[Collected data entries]

+++++

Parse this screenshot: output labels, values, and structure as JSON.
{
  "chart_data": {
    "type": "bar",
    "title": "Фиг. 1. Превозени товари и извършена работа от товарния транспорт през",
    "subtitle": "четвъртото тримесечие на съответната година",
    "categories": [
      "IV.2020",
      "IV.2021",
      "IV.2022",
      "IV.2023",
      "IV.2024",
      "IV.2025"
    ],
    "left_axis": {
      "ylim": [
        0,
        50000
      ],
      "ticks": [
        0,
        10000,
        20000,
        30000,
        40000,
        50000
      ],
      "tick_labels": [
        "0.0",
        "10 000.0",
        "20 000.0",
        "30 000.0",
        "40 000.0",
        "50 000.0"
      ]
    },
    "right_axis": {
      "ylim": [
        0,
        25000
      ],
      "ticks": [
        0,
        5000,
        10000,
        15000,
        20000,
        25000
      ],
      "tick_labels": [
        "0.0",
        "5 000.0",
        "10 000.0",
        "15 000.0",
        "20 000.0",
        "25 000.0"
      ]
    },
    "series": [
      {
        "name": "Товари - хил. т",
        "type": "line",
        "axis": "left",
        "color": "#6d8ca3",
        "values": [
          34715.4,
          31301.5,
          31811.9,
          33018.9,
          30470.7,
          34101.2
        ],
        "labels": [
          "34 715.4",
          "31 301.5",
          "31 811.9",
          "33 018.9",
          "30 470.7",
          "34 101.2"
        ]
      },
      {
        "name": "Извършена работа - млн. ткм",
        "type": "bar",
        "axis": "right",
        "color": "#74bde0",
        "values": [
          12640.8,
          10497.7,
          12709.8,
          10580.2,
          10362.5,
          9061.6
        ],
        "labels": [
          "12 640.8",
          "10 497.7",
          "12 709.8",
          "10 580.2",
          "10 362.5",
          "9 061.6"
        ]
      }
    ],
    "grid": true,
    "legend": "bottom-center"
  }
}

+++++

INSTRUCTIONS FOR THE TASK> Give an exact repetition of all the material.

CORRECT RESPONSE>
Parse this screenshot: output labels, values, and structure as JSON.
{
  "chart_data": {
    "type": "bar",
    "title": "Фиг. 1. Превозени товари и извършена работа от товарния транспорт през",
    "subtitle": "четвъртото тримесечие на съответната година",
    "categories": [
      "IV.2020",
      "IV.2021",
      "IV.2022",
      "IV.2023",
      "IV.2024",
      "IV.2025"
    ],
    "left_axis": {
      "ylim": [
        0,
        50000
      ],
      "ticks": [
        0,
        10000,
        20000,
        30000,
        40000,
        50000
      ],
      "tick_labels": [
        "0.0",
        "10 000.0",
        "20 000.0",
        "30 000.0",
        "40 000.0",
        "50 000.0"
      ]
    },
    "right_axis": {
      "ylim": [
        0,
        25000
      ],
      "ticks": [
        0,
        5000,
        10000,
        15000,
        20000,
        25000
      ],
      "tick_labels": [
        "0.0",
        "5 000.0",
        "10 000.0",
        "15 000.0",
        "20 000.0",
        "25 000.0"
      ]
    },
    "series": [
      {
        "name": "Товари - хил. т",
        "type": "line",
        "axis": "left",
        "color": "#6d8ca3",
        "values": [
          34715.4,
          31301.5,
          31811.9,
          33018.9,
          30470.7,
          34101.2
        ],
        "labels": [
          "34 715.4",
          "31 301.5",
          "31 811.9",
          "33 018.9",
          "30 470.7",
          "34 101.2"
        ]
      },
      {
        "name": "Извършена работа - млн. ткм",
        "type": "bar",
        "axis": "right",
        "color": "#74bde0",
        "values": [
          12640.8,
          10497.7,
          12709.8,
          10580.2,
          10362.5,
          9061.6
        ],
        "labels": [
          "12 640.8",
          "10 497.7",
          "12 709.8",
          "10 580.2",
          "10 362.5",
          "9 061.6"
        ]
      }
    ],
    "grid": true,
    "legend": "bottom-center"
  }
}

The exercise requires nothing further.